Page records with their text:
>>>
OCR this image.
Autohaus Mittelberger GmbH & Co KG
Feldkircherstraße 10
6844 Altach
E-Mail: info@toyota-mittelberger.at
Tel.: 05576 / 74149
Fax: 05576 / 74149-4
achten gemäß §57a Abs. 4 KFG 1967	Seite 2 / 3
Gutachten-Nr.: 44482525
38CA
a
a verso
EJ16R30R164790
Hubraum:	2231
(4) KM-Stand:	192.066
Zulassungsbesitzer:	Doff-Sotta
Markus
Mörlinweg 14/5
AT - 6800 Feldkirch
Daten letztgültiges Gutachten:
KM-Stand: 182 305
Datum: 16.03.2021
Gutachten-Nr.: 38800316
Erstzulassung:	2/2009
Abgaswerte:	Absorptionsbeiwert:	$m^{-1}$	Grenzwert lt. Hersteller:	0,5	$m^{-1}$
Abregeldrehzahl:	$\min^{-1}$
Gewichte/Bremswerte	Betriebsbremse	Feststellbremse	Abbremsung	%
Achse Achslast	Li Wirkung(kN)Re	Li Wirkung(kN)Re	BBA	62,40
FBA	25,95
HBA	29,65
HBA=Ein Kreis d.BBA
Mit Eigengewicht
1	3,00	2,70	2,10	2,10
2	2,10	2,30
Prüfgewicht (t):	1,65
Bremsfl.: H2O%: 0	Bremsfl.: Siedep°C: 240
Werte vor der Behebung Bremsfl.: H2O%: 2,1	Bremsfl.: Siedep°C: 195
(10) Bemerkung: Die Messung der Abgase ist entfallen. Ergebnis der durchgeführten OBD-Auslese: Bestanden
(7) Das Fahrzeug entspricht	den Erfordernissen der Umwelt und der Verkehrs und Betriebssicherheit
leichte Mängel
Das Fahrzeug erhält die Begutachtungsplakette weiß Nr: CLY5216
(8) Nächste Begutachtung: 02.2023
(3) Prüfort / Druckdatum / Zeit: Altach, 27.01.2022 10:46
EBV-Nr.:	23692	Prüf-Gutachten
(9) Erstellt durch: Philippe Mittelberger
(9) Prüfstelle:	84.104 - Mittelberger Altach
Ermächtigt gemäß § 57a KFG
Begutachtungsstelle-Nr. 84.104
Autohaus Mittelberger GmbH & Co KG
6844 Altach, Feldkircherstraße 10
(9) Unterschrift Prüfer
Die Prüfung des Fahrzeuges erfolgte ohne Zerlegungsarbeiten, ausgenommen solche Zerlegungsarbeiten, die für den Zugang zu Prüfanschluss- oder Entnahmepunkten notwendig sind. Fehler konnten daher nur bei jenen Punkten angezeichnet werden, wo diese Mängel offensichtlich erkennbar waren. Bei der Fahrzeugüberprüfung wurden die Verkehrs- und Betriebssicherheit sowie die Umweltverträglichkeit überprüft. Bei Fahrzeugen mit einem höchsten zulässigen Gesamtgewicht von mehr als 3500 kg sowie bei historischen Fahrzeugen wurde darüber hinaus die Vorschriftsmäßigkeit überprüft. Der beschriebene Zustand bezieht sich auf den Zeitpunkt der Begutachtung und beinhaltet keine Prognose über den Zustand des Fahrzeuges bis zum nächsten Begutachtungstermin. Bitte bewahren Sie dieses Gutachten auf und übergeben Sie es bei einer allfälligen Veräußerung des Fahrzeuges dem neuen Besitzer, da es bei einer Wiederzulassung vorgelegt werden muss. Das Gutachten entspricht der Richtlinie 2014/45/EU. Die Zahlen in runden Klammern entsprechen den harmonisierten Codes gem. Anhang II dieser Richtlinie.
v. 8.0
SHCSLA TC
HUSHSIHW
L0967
<<<
◆ **TASK TO CARRY OUT**: Say how many lines in the records hold the word "Gutachten", giving the number by itself.

◆ **RESULT FOR THIS EXERCISE**: 5